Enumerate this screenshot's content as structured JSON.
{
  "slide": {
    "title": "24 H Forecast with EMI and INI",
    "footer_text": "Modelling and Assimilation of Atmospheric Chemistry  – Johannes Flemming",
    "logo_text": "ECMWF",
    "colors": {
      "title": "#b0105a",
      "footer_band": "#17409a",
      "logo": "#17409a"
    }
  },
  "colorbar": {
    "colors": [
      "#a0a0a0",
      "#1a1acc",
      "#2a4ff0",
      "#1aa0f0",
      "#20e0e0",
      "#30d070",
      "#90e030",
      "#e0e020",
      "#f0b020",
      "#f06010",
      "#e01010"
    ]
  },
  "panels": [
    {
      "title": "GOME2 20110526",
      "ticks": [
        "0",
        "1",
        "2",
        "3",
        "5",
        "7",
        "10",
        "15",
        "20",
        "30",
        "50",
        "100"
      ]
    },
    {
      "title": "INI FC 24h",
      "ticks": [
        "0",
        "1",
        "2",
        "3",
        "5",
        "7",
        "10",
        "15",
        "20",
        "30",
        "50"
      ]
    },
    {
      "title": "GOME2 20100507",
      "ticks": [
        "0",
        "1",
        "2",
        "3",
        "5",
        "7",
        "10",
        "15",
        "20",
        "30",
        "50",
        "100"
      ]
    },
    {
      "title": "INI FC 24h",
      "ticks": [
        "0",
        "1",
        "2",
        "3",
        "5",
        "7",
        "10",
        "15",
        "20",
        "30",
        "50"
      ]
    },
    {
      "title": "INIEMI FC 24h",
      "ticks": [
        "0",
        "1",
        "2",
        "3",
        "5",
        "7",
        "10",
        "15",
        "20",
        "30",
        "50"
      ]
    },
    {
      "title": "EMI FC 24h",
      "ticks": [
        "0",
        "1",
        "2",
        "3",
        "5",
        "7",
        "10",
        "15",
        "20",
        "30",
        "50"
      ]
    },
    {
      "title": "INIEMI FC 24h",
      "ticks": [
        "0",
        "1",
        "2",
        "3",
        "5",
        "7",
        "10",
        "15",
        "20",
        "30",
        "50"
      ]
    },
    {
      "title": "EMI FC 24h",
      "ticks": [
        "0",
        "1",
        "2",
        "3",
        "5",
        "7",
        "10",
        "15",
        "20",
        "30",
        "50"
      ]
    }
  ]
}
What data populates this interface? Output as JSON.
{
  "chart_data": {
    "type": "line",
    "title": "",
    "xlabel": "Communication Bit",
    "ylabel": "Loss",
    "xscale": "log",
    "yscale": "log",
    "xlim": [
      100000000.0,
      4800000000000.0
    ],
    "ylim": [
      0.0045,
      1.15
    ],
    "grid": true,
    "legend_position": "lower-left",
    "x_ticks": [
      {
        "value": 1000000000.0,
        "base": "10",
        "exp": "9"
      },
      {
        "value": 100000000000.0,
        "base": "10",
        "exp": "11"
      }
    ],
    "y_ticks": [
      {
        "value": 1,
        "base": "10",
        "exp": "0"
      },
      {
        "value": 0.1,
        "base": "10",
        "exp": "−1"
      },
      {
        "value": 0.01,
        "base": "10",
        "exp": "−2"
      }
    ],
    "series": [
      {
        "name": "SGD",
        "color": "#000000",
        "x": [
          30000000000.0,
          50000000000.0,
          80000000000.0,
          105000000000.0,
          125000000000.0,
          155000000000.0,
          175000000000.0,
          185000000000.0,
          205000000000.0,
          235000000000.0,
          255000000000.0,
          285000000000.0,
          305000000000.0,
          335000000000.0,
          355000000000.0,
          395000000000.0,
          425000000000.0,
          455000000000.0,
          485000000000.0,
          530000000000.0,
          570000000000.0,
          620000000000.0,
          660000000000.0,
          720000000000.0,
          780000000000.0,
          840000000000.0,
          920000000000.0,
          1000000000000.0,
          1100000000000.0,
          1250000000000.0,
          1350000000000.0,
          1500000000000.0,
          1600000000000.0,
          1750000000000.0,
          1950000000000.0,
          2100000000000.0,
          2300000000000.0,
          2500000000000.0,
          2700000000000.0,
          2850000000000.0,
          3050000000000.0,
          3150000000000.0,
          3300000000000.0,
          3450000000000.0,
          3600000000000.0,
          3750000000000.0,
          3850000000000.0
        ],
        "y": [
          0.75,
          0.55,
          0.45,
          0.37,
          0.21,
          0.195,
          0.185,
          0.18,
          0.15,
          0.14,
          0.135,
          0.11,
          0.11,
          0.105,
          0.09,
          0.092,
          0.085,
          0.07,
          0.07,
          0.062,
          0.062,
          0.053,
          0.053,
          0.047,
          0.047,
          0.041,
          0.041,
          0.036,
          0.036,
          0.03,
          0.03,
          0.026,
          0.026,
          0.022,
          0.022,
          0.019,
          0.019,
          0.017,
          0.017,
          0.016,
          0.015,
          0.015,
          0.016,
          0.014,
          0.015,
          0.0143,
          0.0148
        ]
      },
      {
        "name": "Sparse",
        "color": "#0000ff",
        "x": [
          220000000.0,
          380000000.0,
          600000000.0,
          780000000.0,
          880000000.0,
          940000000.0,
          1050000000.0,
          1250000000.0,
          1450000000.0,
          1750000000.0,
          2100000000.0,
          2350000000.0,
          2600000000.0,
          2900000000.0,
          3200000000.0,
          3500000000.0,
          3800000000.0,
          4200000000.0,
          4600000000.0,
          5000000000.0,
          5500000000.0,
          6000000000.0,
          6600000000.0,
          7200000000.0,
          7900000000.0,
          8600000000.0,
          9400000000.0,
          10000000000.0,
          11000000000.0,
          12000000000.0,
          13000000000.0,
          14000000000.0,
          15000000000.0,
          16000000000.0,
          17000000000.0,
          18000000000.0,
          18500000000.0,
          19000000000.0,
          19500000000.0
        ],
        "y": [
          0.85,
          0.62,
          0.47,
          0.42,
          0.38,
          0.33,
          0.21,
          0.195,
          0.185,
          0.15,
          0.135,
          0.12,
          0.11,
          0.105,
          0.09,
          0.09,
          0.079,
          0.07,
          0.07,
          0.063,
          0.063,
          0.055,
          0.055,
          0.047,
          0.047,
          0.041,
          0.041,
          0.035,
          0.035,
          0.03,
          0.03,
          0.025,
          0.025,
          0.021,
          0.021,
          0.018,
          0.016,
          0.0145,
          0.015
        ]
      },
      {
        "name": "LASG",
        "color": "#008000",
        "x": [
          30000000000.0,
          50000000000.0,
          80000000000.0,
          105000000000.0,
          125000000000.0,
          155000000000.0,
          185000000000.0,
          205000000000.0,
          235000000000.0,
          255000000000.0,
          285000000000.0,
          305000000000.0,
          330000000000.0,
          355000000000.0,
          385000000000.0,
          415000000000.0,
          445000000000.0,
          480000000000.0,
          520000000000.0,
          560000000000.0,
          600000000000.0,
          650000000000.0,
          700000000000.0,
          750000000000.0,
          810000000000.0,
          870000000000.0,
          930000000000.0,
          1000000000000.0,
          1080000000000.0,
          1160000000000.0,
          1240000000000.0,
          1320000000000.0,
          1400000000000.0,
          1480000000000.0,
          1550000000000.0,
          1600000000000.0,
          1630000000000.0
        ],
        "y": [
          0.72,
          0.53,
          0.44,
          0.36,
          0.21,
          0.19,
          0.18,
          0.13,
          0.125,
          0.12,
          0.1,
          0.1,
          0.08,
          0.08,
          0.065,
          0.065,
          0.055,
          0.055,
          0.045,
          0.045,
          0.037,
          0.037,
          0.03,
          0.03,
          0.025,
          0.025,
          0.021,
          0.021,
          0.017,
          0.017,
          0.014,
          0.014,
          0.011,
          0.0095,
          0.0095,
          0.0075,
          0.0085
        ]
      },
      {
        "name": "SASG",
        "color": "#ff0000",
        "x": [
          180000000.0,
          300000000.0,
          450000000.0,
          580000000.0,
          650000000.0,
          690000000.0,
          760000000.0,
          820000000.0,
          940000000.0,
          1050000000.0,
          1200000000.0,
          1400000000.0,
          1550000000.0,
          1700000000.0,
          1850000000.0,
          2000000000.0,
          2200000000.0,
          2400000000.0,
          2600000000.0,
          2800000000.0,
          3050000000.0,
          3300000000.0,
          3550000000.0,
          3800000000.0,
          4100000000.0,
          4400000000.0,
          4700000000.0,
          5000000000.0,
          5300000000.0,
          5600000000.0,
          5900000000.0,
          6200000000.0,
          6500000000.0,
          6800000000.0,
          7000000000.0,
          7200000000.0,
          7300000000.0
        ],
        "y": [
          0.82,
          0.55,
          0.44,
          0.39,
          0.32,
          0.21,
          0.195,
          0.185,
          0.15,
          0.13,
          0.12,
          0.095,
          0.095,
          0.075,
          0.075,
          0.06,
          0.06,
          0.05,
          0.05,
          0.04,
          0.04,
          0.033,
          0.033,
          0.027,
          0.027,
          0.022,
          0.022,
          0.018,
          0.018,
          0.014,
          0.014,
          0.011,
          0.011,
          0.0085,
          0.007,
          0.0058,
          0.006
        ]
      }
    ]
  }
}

What is expected:
Look through the entries above. Extract each line with the word "JSON".

Output below:
Enumerate this screenshot's content as structured JSON.
What data populates this interface? Output as JSON.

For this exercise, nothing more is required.